Stated task: Gather all lines from the material that contain "grid".

-.-.-

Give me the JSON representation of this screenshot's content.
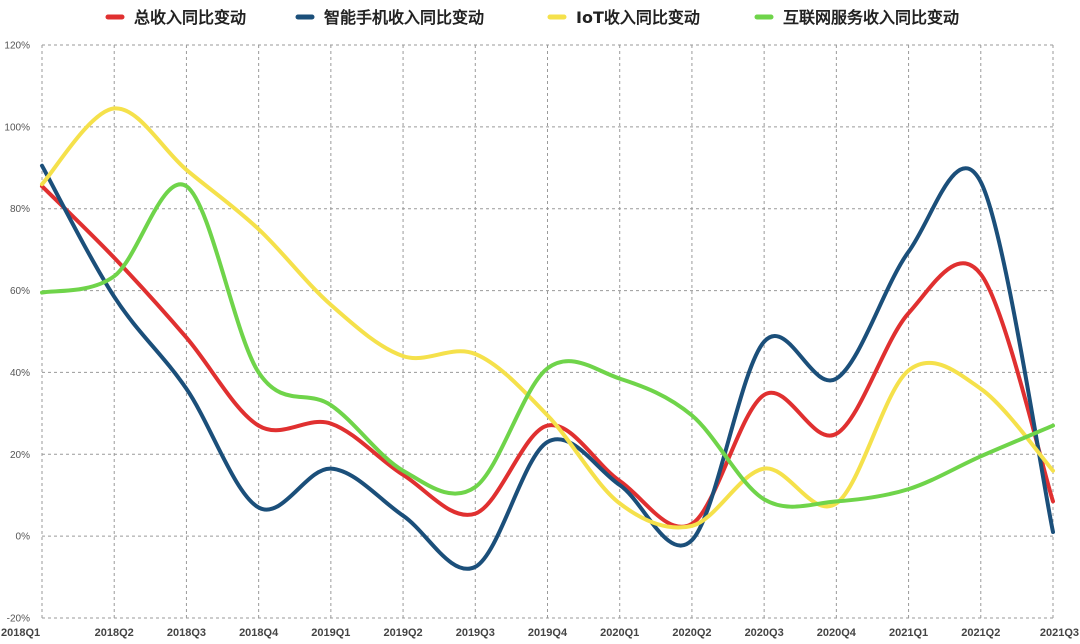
{
  "chart_data": {
    "type": "line",
    "title": "",
    "xlabel": "",
    "ylabel": "",
    "categories": [
      "2018Q1",
      "2018Q2",
      "2018Q3",
      "2018Q4",
      "2019Q1",
      "2019Q2",
      "2019Q3",
      "2019Q4",
      "2020Q1",
      "2020Q2",
      "2020Q3",
      "2020Q4",
      "2021Q1",
      "2021Q2",
      "2021Q3"
    ],
    "ylim": [
      -20,
      120
    ],
    "yticks": [
      -20,
      0,
      20,
      40,
      60,
      80,
      100,
      120
    ],
    "ytick_labels": [
      "-20%",
      "0%",
      "20%",
      "40%",
      "60%",
      "80%",
      "100%",
      "120%"
    ],
    "grid": true,
    "legend_position": "top",
    "series": [
      {
        "name": "总收入同比变动",
        "color": "#e03030",
        "values": [
          85.5,
          68,
          48.5,
          27,
          27.5,
          15,
          5.5,
          27,
          13.5,
          3,
          34.5,
          25,
          54.5,
          64,
          8.5
        ]
      },
      {
        "name": "智能手机收入同比变动",
        "color": "#1b4f7a",
        "values": [
          90.5,
          58.5,
          36,
          7,
          16.5,
          5,
          -7.5,
          23,
          12.5,
          -1,
          47.5,
          38.5,
          69.5,
          86.5,
          1
        ]
      },
      {
        "name": "IoT收入同比变动",
        "color": "#f5e14b",
        "values": [
          86,
          104.5,
          89.5,
          75,
          56.5,
          44,
          44.5,
          29.5,
          8,
          2.5,
          16.5,
          8,
          40.5,
          36,
          16
        ]
      },
      {
        "name": "互联网服务收入同比变动",
        "color": "#6fd44a",
        "values": [
          59.5,
          63.5,
          85.5,
          40,
          32,
          16,
          12,
          41,
          38.5,
          29.5,
          9,
          8.5,
          11.5,
          19.5,
          27
        ]
      }
    ]
  }
}
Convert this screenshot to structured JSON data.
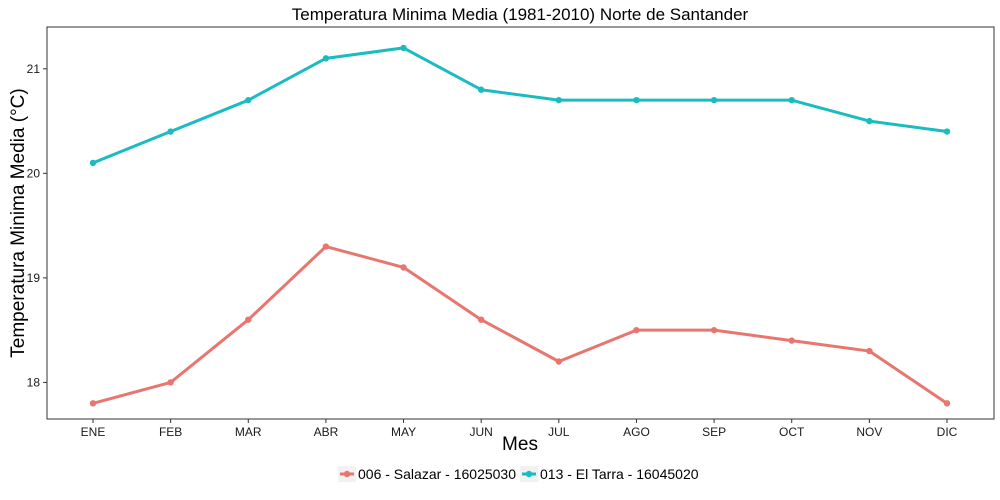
{
  "chart_data": {
    "type": "line",
    "title": "Temperatura Minima Media (1981-2010)  Norte de Santander",
    "xlabel": "Mes",
    "ylabel": "Temperatura Minima Media  (°C)",
    "categories": [
      "ENE",
      "FEB",
      "MAR",
      "ABR",
      "MAY",
      "JUN",
      "JUL",
      "AGO",
      "SEP",
      "OCT",
      "NOV",
      "DIC"
    ],
    "ylim": [
      17.65,
      21.4
    ],
    "yticks": [
      "18",
      "19",
      "20",
      "21"
    ],
    "grid": false,
    "legend_position": "bottom",
    "series": [
      {
        "name": "006 - Salazar - 16025030",
        "color": "#E8766F",
        "values": [
          17.8,
          18.0,
          18.6,
          19.3,
          19.1,
          18.6,
          18.2,
          18.5,
          18.5,
          18.4,
          18.3,
          17.8
        ]
      },
      {
        "name": "013 - El Tarra - 16045020",
        "color": "#1ABCC1",
        "values": [
          20.1,
          20.4,
          20.7,
          21.1,
          21.2,
          20.8,
          20.7,
          20.7,
          20.7,
          20.7,
          20.5,
          20.4
        ]
      }
    ]
  }
}
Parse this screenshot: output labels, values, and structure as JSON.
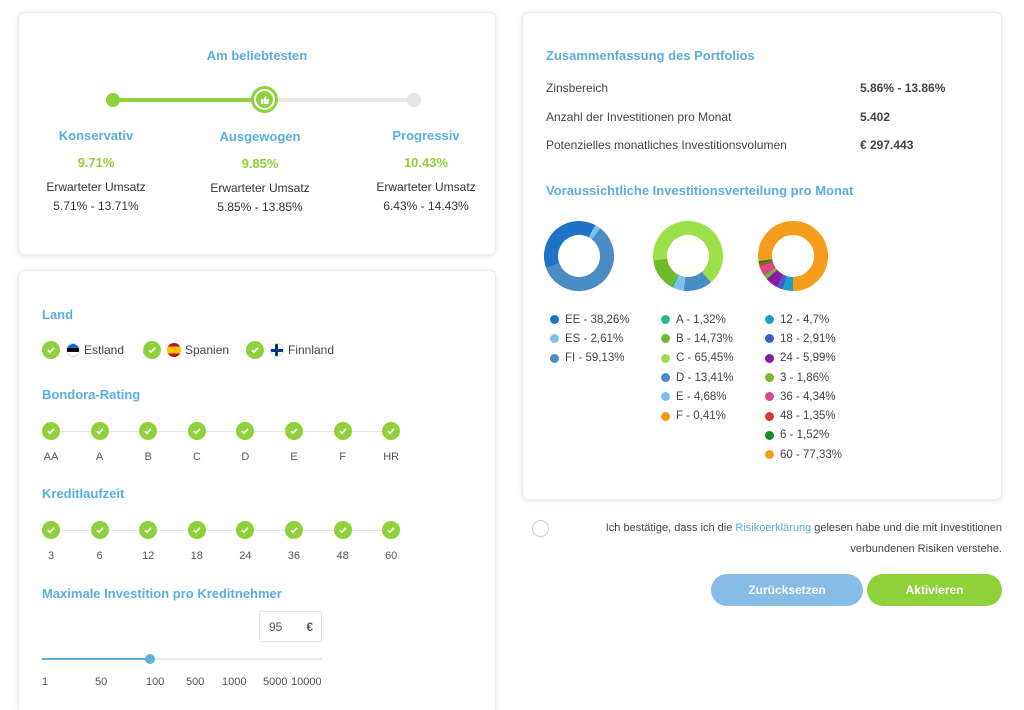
{
  "strategy": {
    "header": "Am beliebtesten",
    "options": [
      {
        "name": "Konservativ",
        "rate": "9.71%",
        "label": "Erwarteter Umsatz",
        "range": "5.71% - 13.71%"
      },
      {
        "name": "Ausgewogen",
        "rate": "9.85%",
        "label": "Erwarteter Umsatz",
        "range": "5.85% - 13.85%"
      },
      {
        "name": "Progressiv",
        "rate": "10.43%",
        "label": "Erwarteter Umsatz",
        "range": "6.43% - 14.43%"
      }
    ],
    "selected_index": 1
  },
  "filters": {
    "country_title": "Land",
    "countries": [
      "Estland",
      "Spanien",
      "Finnland"
    ],
    "rating_title": "Bondora-Rating",
    "ratings": [
      "AA",
      "A",
      "B",
      "C",
      "D",
      "E",
      "F",
      "HR"
    ],
    "term_title": "Kreditlaufzeit",
    "terms": [
      "3",
      "6",
      "12",
      "18",
      "24",
      "36",
      "48",
      "60"
    ],
    "max_invest_title": "Maximale Investition pro Kreditnehmer",
    "max_invest_value": "95",
    "currency_symbol": "€",
    "invest_scale": [
      "1",
      "50",
      "100",
      "500",
      "1000",
      "5000",
      "10000"
    ]
  },
  "summary": {
    "title": "Zusammenfassung des Portfolios",
    "rows": [
      {
        "label": "Zinsbereich",
        "value": "5.86% - 13.86%"
      },
      {
        "label": "Anzahl der Investitionen pro Monat",
        "value": "5.402"
      },
      {
        "label": "Potenzielles monatliches Investitionsvolumen",
        "value": "€ 297.443"
      }
    ],
    "distribution_title": "Voraussichtliche Investitionsverteilung pro Monat",
    "country_legend": [
      {
        "label": "EE - 38,26%",
        "value": 38.26,
        "color": "#1e73c8"
      },
      {
        "label": "ES - 2,61%",
        "value": 2.61,
        "color": "#7cc0ec"
      },
      {
        "label": "FI - 59,13%",
        "value": 59.13,
        "color": "#4a8cc4"
      }
    ],
    "rating_legend": [
      {
        "label": "A - 1,32%",
        "value": 1.32,
        "color": "#2fb98a"
      },
      {
        "label": "B - 14,73%",
        "value": 14.73,
        "color": "#6dbb2a"
      },
      {
        "label": "C - 65,45%",
        "value": 65.45,
        "color": "#9ee04a"
      },
      {
        "label": "D - 13,41%",
        "value": 13.41,
        "color": "#4a8cc4"
      },
      {
        "label": "E - 4,68%",
        "value": 4.68,
        "color": "#7cc0ec"
      },
      {
        "label": "F - 0,41%",
        "value": 0.41,
        "color": "#f59c1a"
      }
    ],
    "term_legend": [
      {
        "label": "12 - 4,7%",
        "value": 4.7,
        "color": "#1aa0c8"
      },
      {
        "label": "18 - 2,91%",
        "value": 2.91,
        "color": "#3c5fc8"
      },
      {
        "label": "24 - 5,99%",
        "value": 5.99,
        "color": "#8a1aa8"
      },
      {
        "label": "3 - 1,86%",
        "value": 1.86,
        "color": "#7ab82a"
      },
      {
        "label": "36 - 4,34%",
        "value": 4.34,
        "color": "#d64a8c"
      },
      {
        "label": "48 - 1,35%",
        "value": 1.35,
        "color": "#d43a2a"
      },
      {
        "label": "6 - 1,52%",
        "value": 1.52,
        "color": "#1e8a2a"
      },
      {
        "label": "60 - 77,33%",
        "value": 77.33,
        "color": "#f59c1a"
      }
    ]
  },
  "confirm": {
    "text_before": "Ich bestätige, dass ich die ",
    "link": "Risikoerklärung",
    "text_after": " gelesen habe und die mit Investitionen verbundenen Risiken verstehe."
  },
  "buttons": {
    "reset": "Zurücksetzen",
    "activate": "Aktivieren"
  },
  "colors": {
    "accent_blue": "#5aaee0",
    "accent_green": "#8fd13a"
  }
}
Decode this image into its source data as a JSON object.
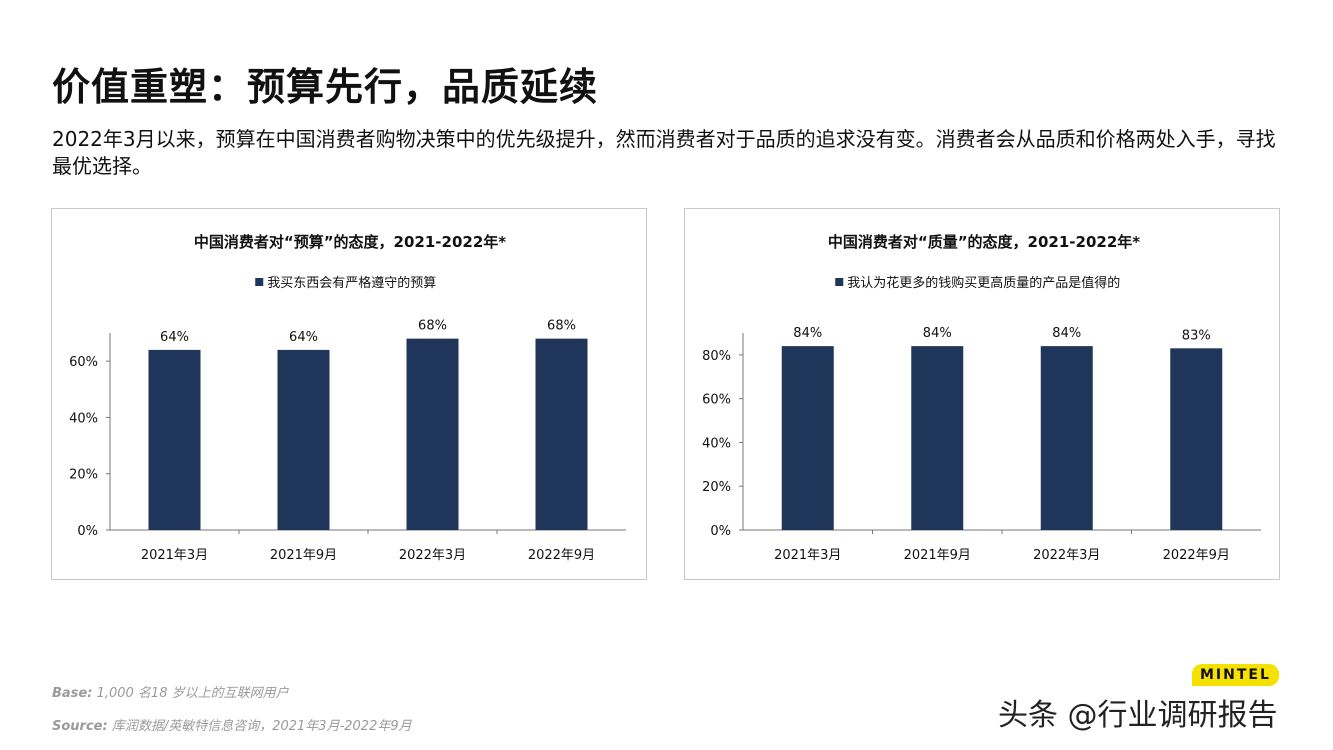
{
  "title": "价值重塑：预算先行，品质延续",
  "subtitle": "2022年3月以来，预算在中国消费者购物决策中的优先级提升，然而消费者对于品质的追求没有变。消费者会从品质和价格两处入手，寻找最优选择。",
  "footer": {
    "base_label": "Base:",
    "base": "1,000 名18 岁以上的互联网用户",
    "source_label": "Source:",
    "source": "库润数据/英敏特信息咨询，2021年3月-2022年9月"
  },
  "logo": "MINTEL",
  "watermark": "头条 @行业调研报告",
  "colors": {
    "bar": "#1f3559"
  },
  "chart_data": [
    {
      "type": "bar",
      "title": "中国消费者对“预算”的态度，2021-2022年*",
      "categories": [
        "2021年3月",
        "2021年9月",
        "2022年3月",
        "2022年9月"
      ],
      "series": [
        {
          "name": "我买东西会有严格遵守的预算",
          "values": [
            64,
            64,
            68,
            68
          ]
        }
      ],
      "data_labels": [
        "64%",
        "64%",
        "68%",
        "68%"
      ],
      "yticks": [
        "0%",
        "20%",
        "40%",
        "60%"
      ],
      "ylim": [
        0,
        70
      ],
      "legend": "top",
      "grid": false
    },
    {
      "type": "bar",
      "title": "中国消费者对“质量”的态度，2021-2022年*",
      "categories": [
        "2021年3月",
        "2021年9月",
        "2022年3月",
        "2022年9月"
      ],
      "series": [
        {
          "name": "我认为花更多的钱购买更高质量的产品是值得的",
          "values": [
            84,
            84,
            84,
            83
          ]
        }
      ],
      "data_labels": [
        "84%",
        "84%",
        "84%",
        "83%"
      ],
      "yticks": [
        "0%",
        "20%",
        "40%",
        "60%",
        "80%"
      ],
      "ylim": [
        0,
        90
      ],
      "legend": "top",
      "grid": false
    }
  ]
}
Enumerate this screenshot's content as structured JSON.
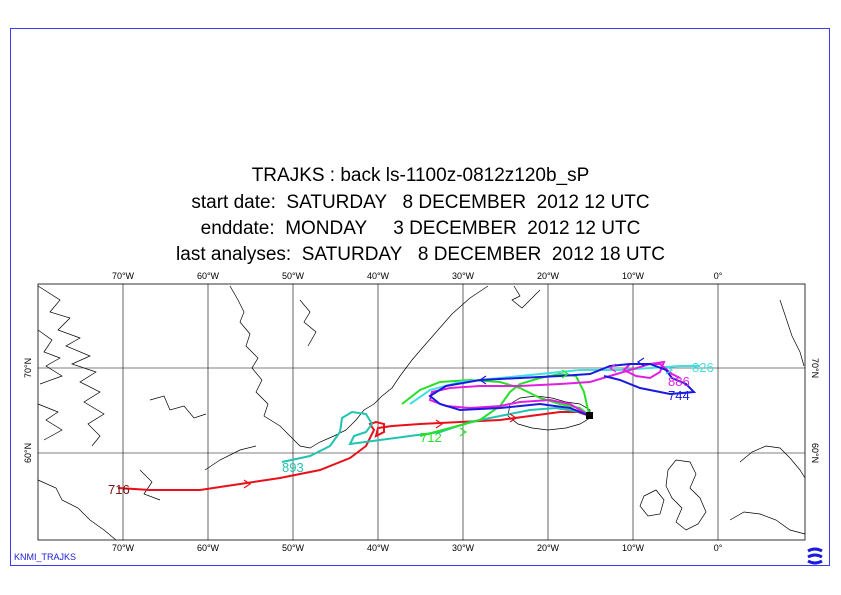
{
  "header": {
    "line1": "TRAJKS : back ls-1100z-0812z120b_sP",
    "line2": "start date:  SATURDAY   8 DECEMBER  2012 12 UTC",
    "line3": "enddate:  MONDAY     3 DECEMBER  2012 12 UTC",
    "line4": "last analyses:  SATURDAY   8 DECEMBER  2012 18 UTC"
  },
  "map": {
    "lon_labels": [
      "70°W",
      "60°W",
      "50°W",
      "40°W",
      "30°W",
      "20°W",
      "10°W",
      "0°"
    ],
    "lat_labels": [
      "70°N",
      "60°N"
    ],
    "trajectories": [
      {
        "label": "716",
        "color": "#e8101a",
        "label_color": "#7a1414"
      },
      {
        "label": "893",
        "color": "#20c4b0",
        "label_color": "#20c4b0"
      },
      {
        "label": "712",
        "color": "#28e028",
        "label_color": "#28e028"
      },
      {
        "label": "826",
        "color": "#40e0e0",
        "label_color": "#40e0e0"
      },
      {
        "label": "886",
        "color": "#e020e0",
        "label_color": "#e020e0"
      },
      {
        "label": "744",
        "color": "#1a1ae0",
        "label_color": "#1a1ae0"
      }
    ]
  },
  "footer": {
    "source": "KNMI_TRAJKS",
    "logo": "ecmwf-logo-icon"
  }
}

-.-.-

Task output:
    "grid": true,
    "grid": false,
      "grid": false
      "grid": false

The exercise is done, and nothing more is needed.